Task prompt: Restate the listing below word for word, omitting any images.
⟨
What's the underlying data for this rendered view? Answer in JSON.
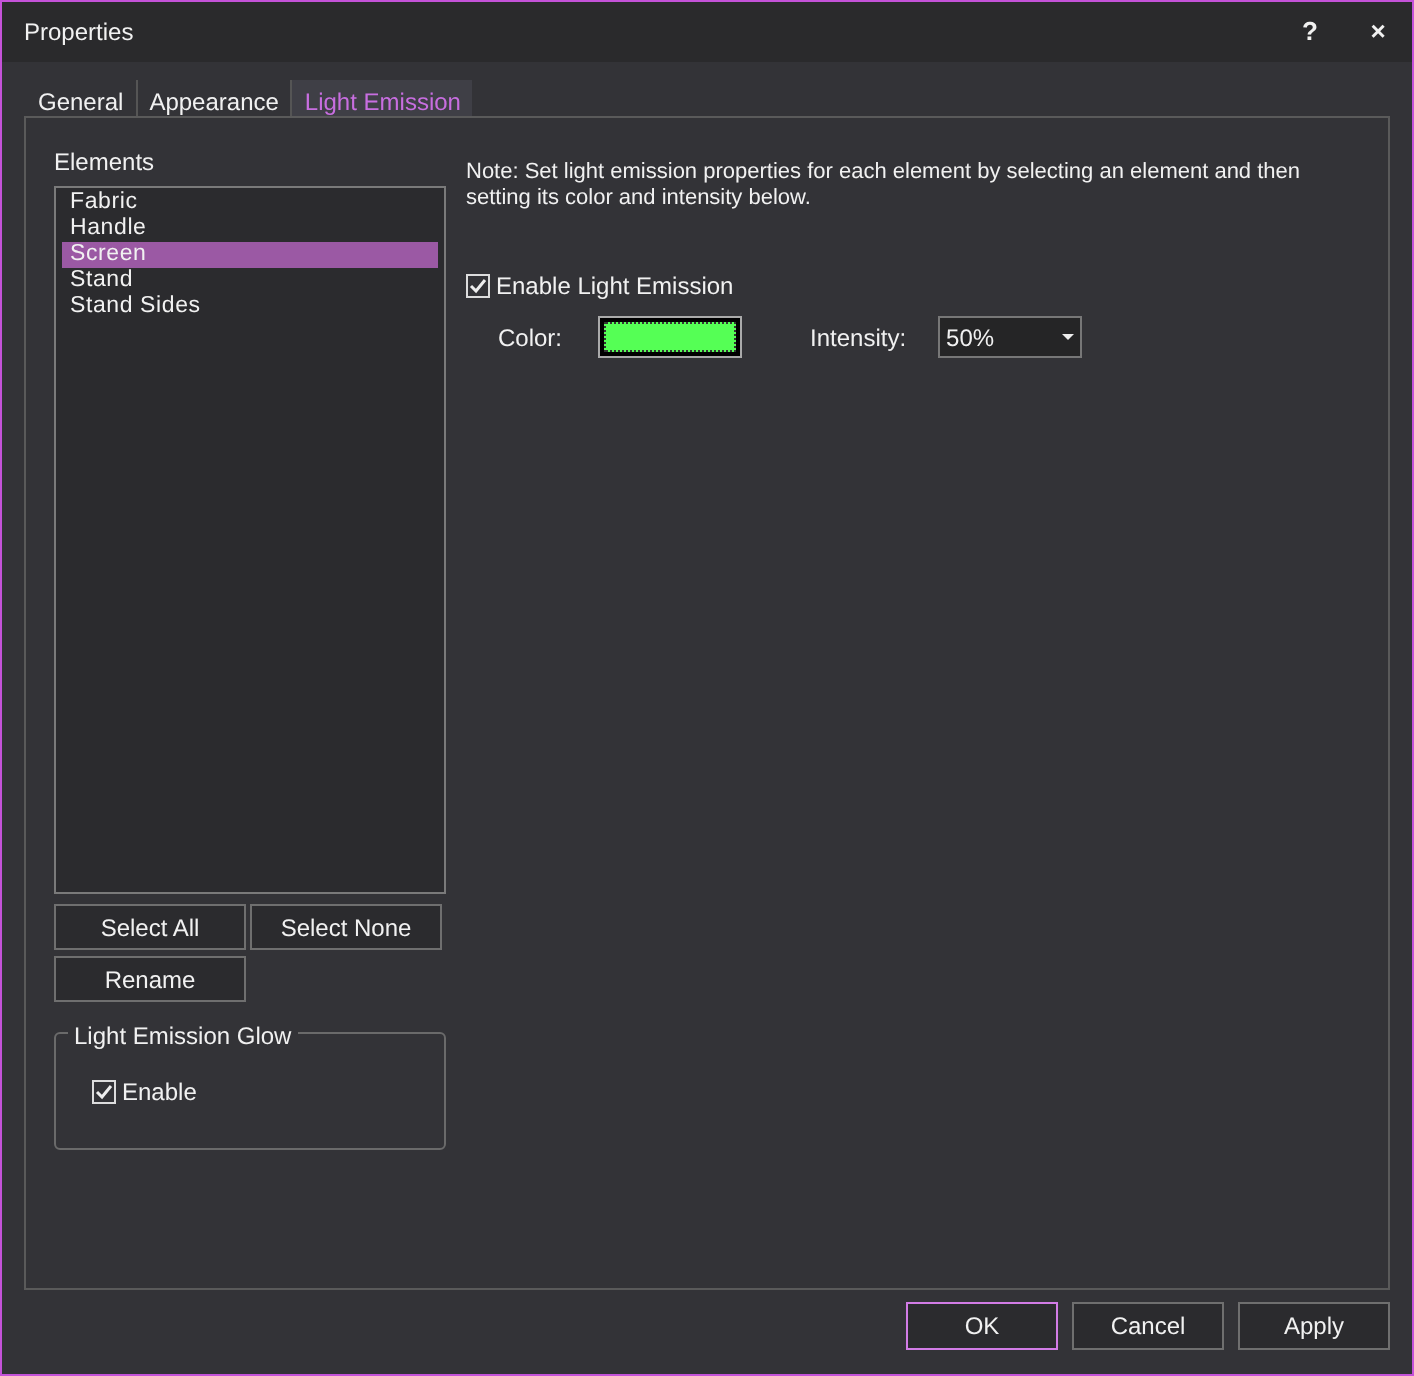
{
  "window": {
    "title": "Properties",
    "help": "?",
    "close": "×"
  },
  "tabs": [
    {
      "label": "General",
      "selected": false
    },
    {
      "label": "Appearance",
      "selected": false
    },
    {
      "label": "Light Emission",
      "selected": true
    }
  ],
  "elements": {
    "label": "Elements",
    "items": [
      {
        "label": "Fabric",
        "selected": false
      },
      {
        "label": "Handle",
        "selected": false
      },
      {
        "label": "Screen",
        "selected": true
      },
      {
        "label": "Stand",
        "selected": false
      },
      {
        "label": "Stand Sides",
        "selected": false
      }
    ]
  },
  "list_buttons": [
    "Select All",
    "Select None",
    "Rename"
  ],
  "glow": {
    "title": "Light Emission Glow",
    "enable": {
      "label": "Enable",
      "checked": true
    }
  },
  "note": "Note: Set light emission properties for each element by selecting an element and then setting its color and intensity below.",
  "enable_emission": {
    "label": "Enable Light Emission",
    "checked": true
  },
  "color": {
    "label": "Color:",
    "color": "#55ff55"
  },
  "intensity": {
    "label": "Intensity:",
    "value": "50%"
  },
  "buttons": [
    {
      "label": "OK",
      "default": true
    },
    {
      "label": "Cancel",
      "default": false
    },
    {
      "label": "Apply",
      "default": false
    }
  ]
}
⟩
Expected answer:
What's the underlying data for this rendered view? Answer in JSON.
{
  "window": {
    "title": "Properties",
    "help": "?",
    "close": "×"
  },
  "tabs": [
    {
      "label": "General",
      "selected": false
    },
    {
      "label": "Appearance",
      "selected": false
    },
    {
      "label": "Light Emission",
      "selected": true
    }
  ],
  "elements": {
    "label": "Elements",
    "items": [
      {
        "label": "Fabric",
        "selected": false
      },
      {
        "label": "Handle",
        "selected": false
      },
      {
        "label": "Screen",
        "selected": true
      },
      {
        "label": "Stand",
        "selected": false
      },
      {
        "label": "Stand Sides",
        "selected": false
      }
    ]
  },
  "list_buttons": [
    "Select All",
    "Select None",
    "Rename"
  ],
  "glow": {
    "title": "Light Emission Glow",
    "enable": {
      "label": "Enable",
      "checked": true
    }
  },
  "note": "Note: Set light emission properties for each element by selecting an element and then setting its color and intensity below.",
  "enable_emission": {
    "label": "Enable Light Emission",
    "checked": true
  },
  "color": {
    "label": "Color:",
    "color": "#55ff55"
  },
  "intensity": {
    "label": "Intensity:",
    "value": "50%"
  },
  "buttons": [
    {
      "label": "OK",
      "default": true
    },
    {
      "label": "Cancel",
      "default": false
    },
    {
      "label": "Apply",
      "default": false
    }
  ]
}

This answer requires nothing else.